* **GIVEN EXERCISE**
Look through the records and report how many lines include the word "Kroupa", with no other words.

[Items from a figure collection]

....

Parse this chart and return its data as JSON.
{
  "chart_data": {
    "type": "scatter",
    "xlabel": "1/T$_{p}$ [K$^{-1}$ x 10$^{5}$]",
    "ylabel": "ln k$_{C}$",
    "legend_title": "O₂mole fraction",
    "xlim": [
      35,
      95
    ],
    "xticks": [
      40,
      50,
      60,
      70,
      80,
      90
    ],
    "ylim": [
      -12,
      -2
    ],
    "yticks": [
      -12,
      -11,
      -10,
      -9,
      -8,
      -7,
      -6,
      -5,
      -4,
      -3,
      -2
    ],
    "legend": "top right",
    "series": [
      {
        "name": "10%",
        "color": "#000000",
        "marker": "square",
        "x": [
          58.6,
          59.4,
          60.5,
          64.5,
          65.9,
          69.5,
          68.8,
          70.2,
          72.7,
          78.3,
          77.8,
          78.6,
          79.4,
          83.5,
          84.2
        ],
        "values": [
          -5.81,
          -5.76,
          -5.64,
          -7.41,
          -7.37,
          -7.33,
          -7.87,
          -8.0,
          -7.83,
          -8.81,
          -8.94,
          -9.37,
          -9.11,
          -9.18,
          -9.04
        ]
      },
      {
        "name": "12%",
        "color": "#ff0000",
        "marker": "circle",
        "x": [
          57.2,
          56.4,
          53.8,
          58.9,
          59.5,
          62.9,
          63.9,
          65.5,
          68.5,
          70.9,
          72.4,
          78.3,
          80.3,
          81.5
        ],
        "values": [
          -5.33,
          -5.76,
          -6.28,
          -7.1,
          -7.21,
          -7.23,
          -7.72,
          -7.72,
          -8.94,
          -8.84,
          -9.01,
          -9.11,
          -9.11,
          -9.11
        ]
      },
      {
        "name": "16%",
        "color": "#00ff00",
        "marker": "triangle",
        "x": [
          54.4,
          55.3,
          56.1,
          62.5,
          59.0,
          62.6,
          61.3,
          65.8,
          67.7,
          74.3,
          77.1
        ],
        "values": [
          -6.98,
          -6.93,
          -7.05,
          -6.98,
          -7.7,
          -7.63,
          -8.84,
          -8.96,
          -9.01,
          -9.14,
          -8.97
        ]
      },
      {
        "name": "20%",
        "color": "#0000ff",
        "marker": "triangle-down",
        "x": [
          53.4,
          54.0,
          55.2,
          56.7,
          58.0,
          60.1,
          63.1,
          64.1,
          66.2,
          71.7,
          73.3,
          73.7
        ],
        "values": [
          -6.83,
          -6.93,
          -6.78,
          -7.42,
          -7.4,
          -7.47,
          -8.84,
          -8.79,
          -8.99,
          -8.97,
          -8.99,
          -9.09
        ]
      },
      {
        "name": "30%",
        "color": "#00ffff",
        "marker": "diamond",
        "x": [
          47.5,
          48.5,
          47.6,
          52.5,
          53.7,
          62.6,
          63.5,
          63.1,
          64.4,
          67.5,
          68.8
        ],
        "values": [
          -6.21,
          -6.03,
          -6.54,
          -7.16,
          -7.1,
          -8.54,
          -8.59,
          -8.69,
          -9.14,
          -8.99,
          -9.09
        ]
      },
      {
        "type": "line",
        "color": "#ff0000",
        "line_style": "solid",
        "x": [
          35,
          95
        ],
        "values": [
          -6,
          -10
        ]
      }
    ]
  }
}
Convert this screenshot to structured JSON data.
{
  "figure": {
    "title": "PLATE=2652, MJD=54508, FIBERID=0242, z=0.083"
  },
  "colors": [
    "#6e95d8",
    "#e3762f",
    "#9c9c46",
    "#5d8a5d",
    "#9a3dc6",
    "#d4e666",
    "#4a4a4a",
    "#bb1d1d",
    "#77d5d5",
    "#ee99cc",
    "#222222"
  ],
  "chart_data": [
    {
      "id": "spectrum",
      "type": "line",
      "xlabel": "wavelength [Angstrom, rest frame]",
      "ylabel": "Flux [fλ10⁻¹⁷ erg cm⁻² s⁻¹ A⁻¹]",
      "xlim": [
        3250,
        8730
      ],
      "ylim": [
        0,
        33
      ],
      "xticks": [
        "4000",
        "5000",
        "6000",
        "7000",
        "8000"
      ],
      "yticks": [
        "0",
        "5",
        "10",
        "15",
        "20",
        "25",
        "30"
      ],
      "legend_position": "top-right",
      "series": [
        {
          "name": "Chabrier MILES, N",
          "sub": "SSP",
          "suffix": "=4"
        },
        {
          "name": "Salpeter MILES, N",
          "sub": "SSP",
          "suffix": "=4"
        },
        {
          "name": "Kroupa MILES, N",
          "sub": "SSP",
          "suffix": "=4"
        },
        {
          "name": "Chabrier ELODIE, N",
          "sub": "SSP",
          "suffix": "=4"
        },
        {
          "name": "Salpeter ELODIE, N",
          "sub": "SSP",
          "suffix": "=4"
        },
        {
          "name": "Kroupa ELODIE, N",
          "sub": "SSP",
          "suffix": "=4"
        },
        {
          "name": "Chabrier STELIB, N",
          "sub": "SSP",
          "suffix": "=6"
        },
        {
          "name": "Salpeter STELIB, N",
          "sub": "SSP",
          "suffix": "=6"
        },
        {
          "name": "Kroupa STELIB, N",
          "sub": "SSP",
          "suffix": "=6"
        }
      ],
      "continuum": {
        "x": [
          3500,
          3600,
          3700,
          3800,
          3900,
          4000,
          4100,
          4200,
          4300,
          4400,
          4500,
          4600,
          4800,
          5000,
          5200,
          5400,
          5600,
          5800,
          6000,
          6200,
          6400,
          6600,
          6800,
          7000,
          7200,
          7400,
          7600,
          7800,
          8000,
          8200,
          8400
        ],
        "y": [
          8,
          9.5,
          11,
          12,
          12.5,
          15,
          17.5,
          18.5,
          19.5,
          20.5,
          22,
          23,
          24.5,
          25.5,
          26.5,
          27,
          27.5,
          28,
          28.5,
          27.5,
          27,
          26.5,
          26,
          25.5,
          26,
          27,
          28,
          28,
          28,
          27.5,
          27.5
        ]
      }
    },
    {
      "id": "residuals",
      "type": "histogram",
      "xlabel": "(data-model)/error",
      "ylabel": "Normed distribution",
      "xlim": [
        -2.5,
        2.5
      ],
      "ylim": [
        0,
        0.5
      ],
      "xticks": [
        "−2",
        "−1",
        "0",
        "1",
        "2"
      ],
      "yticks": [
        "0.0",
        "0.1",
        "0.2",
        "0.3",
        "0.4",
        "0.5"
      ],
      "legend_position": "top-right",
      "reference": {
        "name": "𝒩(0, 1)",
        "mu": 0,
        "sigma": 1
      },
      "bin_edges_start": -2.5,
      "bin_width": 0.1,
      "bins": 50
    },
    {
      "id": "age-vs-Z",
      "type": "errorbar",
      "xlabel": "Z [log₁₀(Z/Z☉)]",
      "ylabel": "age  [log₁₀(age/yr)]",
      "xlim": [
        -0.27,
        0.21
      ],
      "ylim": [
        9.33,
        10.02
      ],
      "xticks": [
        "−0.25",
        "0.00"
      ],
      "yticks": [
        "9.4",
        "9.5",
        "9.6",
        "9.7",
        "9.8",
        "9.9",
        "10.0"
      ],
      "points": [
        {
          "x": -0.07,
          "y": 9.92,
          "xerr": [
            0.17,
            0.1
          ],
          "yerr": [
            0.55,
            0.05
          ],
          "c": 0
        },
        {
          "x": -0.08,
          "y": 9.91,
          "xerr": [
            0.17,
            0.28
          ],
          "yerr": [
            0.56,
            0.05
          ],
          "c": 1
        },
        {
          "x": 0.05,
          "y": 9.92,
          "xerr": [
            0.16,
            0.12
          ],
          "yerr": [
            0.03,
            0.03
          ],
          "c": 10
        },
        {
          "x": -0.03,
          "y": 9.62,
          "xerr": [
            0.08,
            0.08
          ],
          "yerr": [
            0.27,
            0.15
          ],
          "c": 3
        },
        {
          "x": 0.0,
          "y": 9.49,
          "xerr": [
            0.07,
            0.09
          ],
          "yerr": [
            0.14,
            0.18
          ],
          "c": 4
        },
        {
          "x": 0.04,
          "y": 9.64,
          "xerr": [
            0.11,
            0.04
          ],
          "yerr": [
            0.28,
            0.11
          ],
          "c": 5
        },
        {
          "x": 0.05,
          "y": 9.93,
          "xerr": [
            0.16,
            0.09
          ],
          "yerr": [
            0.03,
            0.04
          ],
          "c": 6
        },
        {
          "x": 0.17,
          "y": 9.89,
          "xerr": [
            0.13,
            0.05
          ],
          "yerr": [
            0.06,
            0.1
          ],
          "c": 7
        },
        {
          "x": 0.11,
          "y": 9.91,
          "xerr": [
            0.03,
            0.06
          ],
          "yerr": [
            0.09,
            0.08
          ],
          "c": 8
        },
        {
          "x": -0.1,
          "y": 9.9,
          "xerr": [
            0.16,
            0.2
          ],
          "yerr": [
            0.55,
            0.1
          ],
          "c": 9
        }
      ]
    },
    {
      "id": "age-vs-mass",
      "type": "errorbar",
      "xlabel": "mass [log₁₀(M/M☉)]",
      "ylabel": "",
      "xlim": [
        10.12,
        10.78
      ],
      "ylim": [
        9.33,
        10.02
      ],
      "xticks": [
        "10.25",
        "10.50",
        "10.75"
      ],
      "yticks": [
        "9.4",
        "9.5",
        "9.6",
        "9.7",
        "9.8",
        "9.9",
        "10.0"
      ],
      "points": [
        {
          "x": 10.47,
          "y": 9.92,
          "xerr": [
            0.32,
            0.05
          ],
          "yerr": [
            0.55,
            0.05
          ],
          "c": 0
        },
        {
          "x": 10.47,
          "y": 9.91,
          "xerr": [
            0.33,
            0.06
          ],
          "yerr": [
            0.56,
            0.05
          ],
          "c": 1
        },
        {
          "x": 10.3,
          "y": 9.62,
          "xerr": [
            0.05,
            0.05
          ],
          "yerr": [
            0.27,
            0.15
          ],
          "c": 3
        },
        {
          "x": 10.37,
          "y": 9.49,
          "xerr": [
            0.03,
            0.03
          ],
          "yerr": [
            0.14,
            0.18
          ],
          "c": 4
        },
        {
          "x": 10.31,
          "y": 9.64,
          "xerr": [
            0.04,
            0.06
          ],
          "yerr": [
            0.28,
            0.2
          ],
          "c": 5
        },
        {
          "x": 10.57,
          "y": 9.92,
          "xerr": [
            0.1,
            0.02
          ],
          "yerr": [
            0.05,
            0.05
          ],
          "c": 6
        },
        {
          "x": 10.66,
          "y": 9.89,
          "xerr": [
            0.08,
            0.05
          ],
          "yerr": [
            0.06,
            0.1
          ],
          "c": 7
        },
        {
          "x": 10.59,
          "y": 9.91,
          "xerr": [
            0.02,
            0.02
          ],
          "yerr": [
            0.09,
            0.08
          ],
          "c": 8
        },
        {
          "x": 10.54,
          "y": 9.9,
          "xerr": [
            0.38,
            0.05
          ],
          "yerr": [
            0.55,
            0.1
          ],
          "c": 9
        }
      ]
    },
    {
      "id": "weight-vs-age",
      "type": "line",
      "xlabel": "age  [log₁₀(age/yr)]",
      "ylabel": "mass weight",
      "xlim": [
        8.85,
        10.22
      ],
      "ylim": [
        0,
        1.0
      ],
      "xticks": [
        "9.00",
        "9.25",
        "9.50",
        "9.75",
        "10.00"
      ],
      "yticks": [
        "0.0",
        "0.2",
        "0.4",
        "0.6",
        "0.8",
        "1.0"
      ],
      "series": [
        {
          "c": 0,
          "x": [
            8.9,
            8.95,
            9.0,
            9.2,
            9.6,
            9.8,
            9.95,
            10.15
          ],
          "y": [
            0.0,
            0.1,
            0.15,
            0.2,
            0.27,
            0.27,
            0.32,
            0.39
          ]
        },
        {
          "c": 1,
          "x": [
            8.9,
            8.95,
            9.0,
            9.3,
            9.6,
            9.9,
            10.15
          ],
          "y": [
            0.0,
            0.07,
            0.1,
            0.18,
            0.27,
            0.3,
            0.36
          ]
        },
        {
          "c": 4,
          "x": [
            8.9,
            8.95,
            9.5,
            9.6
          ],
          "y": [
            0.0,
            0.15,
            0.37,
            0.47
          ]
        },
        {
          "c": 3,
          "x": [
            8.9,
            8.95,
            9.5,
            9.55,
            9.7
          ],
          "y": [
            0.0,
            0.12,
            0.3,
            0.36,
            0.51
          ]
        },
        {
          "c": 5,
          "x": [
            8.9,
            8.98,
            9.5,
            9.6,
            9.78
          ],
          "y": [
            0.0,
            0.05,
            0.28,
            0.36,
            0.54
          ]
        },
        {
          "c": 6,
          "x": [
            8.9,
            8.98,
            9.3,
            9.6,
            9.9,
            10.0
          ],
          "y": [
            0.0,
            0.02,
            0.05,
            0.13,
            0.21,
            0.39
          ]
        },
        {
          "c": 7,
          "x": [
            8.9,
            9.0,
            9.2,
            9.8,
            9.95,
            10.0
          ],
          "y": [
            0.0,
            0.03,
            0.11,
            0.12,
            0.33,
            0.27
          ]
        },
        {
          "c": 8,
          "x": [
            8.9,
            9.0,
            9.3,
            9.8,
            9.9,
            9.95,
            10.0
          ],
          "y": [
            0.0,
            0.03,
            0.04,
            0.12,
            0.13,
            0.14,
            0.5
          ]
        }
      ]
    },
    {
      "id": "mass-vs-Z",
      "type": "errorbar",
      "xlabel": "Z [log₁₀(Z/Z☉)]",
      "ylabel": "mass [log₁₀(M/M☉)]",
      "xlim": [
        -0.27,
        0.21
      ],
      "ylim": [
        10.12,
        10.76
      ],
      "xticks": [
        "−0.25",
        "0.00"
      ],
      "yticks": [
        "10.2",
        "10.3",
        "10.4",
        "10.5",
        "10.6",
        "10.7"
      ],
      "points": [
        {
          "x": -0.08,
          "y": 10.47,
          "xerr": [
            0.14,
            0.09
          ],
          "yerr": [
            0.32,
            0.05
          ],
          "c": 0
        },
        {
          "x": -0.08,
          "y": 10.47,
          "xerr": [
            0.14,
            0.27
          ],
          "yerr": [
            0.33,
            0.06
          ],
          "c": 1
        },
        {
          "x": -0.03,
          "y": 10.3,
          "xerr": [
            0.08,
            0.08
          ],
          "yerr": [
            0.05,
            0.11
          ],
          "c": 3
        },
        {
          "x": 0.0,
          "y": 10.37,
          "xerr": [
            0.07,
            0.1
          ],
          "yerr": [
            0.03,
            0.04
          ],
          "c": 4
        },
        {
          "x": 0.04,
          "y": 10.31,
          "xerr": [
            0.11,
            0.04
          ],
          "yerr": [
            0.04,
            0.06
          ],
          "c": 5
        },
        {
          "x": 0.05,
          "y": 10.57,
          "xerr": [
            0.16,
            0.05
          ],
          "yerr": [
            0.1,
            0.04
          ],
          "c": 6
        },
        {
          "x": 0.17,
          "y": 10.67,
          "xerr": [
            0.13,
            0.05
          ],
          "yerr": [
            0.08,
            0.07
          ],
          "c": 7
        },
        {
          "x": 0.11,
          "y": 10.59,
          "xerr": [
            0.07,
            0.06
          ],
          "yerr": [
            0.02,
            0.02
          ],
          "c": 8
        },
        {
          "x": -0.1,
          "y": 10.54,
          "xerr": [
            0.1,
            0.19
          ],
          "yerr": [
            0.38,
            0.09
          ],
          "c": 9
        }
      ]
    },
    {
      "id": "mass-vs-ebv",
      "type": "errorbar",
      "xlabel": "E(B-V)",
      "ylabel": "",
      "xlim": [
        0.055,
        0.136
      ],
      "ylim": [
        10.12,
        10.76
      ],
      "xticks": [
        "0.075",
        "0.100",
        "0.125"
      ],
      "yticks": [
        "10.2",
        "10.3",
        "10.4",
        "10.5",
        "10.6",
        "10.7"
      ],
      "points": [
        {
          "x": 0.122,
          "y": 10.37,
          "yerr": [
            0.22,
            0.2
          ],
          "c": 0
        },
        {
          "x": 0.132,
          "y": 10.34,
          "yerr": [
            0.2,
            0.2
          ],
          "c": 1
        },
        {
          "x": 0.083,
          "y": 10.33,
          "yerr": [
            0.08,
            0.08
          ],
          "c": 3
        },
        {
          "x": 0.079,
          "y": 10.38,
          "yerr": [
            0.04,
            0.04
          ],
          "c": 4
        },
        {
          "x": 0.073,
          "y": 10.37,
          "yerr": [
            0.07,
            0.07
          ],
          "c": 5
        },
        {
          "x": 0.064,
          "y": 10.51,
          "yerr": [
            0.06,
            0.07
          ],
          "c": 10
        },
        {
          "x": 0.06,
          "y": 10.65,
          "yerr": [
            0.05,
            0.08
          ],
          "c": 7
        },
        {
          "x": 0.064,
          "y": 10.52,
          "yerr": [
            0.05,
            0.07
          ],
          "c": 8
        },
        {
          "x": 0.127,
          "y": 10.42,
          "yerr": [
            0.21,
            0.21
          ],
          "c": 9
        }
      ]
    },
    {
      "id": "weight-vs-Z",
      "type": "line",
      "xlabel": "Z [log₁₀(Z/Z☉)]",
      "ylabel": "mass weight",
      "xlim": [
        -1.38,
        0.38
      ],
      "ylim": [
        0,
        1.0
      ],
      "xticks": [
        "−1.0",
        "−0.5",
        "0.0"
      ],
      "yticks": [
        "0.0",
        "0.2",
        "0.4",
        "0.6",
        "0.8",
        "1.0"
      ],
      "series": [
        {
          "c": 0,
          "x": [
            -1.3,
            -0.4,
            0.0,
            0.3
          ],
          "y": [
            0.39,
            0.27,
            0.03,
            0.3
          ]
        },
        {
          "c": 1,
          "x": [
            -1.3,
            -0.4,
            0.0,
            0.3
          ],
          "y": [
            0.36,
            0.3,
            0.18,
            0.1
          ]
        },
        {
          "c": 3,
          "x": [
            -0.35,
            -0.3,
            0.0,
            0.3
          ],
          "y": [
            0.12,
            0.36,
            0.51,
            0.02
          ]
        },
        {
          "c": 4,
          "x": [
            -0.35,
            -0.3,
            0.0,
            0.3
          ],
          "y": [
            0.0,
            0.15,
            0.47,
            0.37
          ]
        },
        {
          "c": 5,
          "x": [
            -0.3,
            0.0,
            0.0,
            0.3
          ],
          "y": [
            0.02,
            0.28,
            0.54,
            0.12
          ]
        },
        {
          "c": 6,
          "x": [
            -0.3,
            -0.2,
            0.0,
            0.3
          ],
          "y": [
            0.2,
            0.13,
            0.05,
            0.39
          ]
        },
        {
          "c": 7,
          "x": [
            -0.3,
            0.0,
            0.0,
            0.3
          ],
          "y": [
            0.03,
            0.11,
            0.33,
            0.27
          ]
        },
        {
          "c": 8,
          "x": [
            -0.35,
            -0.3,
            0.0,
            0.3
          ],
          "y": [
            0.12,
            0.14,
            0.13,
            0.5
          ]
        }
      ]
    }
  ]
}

....

* **RESPONSE**
3